Start of PROVIDED RECORDS

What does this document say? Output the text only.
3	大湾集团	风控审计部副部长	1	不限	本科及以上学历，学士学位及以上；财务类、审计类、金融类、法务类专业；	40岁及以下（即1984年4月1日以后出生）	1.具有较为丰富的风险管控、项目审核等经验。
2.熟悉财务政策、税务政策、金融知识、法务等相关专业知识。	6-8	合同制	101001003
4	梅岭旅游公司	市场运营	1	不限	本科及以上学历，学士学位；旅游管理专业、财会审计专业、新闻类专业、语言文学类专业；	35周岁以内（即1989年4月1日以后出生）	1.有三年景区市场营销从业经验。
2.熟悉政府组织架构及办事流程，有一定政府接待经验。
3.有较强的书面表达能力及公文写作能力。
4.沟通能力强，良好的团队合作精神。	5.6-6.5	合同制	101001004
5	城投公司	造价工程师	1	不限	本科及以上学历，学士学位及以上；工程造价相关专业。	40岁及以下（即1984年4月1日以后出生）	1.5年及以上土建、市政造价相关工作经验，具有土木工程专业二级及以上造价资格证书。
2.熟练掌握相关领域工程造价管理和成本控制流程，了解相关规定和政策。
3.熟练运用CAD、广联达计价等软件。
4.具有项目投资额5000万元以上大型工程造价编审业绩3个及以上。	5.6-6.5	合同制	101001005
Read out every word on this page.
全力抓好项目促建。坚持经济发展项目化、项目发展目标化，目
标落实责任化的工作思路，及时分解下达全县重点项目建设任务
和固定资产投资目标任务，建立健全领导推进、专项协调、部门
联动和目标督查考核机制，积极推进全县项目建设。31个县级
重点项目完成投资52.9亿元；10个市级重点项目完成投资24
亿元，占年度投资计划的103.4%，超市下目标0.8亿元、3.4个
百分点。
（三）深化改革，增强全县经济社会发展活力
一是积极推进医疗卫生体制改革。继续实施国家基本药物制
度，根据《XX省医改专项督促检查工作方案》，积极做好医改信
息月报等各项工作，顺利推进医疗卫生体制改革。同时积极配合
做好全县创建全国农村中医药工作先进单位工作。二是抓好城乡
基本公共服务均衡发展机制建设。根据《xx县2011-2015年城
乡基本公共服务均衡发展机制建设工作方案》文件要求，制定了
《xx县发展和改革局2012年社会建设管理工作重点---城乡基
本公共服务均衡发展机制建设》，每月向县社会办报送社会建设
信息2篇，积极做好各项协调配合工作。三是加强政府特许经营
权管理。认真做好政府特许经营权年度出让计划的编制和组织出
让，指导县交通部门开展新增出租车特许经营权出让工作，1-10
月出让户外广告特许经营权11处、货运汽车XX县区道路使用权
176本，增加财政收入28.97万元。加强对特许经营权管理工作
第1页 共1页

End of PROVIDED RECORDS

WRITTEN EXERCISE: Gather every line containing the word "学士学位及以上" and copy it.

EXERCISE SOLUTION:
3	大湾集团	风控审计部副部长	1	不限	本科及以上学历，学士学位及以上；财务类、审计类、金融类、法务类专业；	40岁及以下（即1984年4月1日以后出生）	1.具有较为丰富的风险管控、项目审核等经验。
5	城投公司	造价工程师	1	不限	本科及以上学历，学士学位及以上；工程造价相关专业。	40岁及以下（即1984年4月1日以后出生）	1.5年及以上土建、市政造价相关工作经验，具有土木工程专业二级及以上造价资格证书。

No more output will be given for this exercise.